EXERCISE PROMPT: Count every line in the following entries where the word "date" appears. Give the count alone.
----------------
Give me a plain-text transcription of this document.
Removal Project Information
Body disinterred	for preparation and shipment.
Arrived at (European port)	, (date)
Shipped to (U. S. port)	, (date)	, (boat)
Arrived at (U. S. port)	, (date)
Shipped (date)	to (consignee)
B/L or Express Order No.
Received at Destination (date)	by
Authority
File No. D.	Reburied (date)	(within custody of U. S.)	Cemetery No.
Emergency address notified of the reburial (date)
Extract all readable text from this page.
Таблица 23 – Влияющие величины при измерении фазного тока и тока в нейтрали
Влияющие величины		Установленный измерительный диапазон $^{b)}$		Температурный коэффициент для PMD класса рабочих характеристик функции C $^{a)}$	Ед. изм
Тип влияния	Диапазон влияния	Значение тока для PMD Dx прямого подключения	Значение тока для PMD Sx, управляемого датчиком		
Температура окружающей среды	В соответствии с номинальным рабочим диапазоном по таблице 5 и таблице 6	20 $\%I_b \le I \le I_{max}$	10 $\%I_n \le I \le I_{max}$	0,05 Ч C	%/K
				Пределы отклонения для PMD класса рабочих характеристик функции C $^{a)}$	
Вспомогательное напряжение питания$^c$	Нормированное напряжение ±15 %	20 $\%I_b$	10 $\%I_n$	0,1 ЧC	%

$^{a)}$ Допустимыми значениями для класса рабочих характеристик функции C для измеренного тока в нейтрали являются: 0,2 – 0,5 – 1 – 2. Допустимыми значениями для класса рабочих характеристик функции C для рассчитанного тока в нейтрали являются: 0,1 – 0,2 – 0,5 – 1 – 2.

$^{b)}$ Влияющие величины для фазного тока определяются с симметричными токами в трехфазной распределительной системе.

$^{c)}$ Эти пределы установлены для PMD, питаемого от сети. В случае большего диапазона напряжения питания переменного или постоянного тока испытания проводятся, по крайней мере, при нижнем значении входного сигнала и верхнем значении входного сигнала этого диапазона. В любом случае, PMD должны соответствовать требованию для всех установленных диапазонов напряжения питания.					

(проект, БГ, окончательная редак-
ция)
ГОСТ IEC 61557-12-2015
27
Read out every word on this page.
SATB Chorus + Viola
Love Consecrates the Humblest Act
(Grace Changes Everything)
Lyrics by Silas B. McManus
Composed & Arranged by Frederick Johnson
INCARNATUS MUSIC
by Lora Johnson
----------------
COMPLETE ANSWER: 7